» **Instructions to follow**
Gather every line that includes the word "Портландцементы", please.

» **Items**

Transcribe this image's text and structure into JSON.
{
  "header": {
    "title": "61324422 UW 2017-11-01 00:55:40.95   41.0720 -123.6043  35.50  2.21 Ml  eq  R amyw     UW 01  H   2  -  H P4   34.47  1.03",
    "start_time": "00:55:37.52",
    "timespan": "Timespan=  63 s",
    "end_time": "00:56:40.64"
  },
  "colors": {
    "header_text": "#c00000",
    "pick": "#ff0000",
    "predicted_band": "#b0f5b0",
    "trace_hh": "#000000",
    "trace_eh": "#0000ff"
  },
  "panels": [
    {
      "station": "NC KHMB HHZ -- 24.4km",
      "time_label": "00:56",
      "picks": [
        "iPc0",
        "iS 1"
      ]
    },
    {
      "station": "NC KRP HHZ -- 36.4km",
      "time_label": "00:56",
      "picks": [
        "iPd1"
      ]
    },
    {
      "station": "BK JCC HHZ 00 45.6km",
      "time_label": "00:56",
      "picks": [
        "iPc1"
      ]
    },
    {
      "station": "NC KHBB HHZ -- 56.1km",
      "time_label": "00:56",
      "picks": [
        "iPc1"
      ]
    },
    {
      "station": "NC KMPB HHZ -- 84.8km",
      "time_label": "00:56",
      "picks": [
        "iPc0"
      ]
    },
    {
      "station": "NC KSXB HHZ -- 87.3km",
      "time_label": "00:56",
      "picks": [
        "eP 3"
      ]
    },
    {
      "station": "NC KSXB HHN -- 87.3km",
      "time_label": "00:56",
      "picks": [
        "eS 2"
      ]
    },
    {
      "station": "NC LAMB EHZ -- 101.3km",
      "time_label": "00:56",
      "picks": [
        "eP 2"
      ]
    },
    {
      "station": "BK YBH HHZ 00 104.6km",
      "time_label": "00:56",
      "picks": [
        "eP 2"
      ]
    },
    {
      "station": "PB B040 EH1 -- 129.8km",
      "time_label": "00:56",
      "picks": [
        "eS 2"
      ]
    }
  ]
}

==

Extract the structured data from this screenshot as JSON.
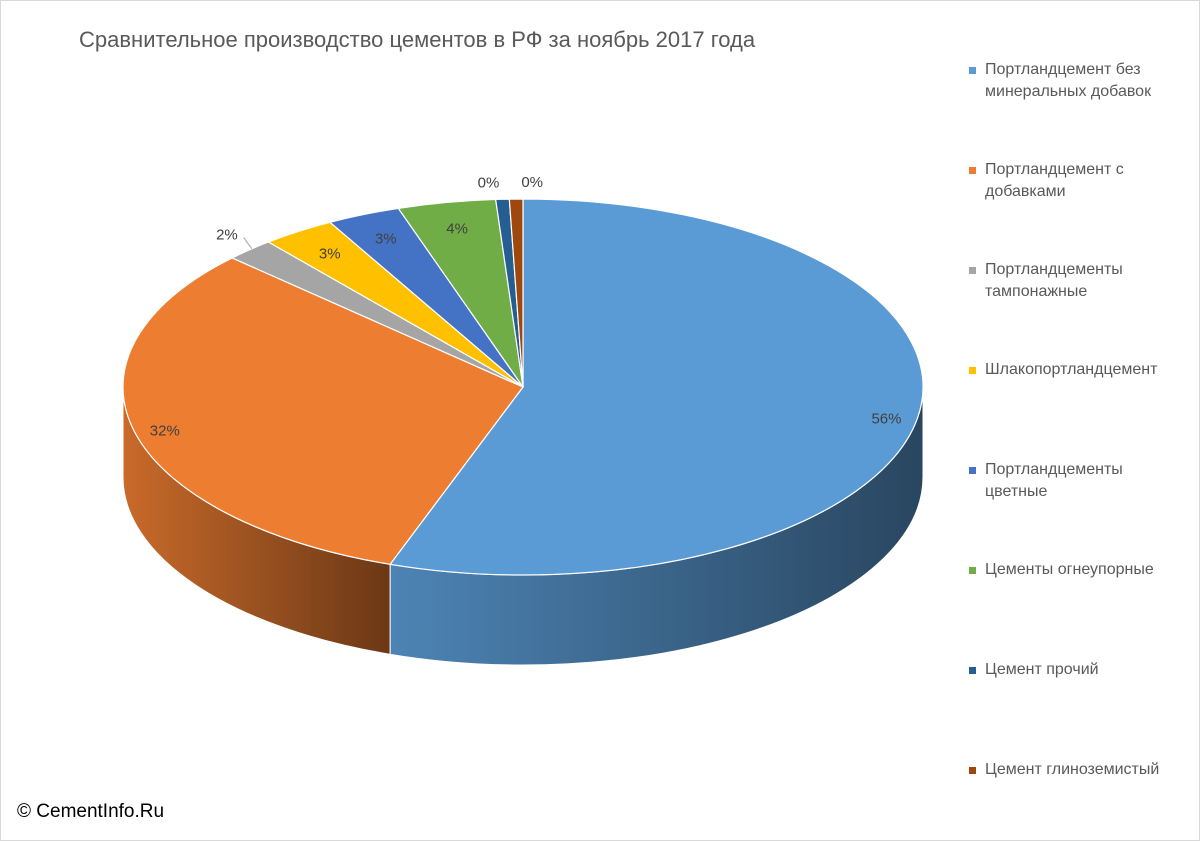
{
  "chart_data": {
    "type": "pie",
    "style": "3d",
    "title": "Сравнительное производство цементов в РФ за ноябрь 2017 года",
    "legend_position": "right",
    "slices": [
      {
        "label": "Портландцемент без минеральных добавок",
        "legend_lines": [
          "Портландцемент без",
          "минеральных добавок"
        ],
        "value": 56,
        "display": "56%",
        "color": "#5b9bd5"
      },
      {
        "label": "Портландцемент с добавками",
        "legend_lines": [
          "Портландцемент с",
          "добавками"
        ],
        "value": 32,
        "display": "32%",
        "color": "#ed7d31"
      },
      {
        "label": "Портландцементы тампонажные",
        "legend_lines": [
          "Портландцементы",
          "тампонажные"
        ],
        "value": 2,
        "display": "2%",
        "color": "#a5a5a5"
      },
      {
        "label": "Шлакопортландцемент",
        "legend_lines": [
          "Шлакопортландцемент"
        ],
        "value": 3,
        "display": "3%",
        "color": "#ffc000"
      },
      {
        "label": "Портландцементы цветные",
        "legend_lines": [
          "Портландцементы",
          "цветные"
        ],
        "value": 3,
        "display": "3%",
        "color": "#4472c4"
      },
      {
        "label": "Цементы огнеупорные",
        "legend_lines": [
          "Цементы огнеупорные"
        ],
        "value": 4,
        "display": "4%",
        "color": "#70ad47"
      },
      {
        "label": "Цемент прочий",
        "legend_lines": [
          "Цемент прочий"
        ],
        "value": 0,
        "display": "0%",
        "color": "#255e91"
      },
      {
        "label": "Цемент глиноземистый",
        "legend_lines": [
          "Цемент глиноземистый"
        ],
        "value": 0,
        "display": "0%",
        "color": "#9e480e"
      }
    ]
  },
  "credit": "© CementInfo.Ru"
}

» **Task result**
        "label": "Портландцементы тампонажные",
          "Портландцементы",
        "label": "Портландцементы цветные",
          "Портландцементы",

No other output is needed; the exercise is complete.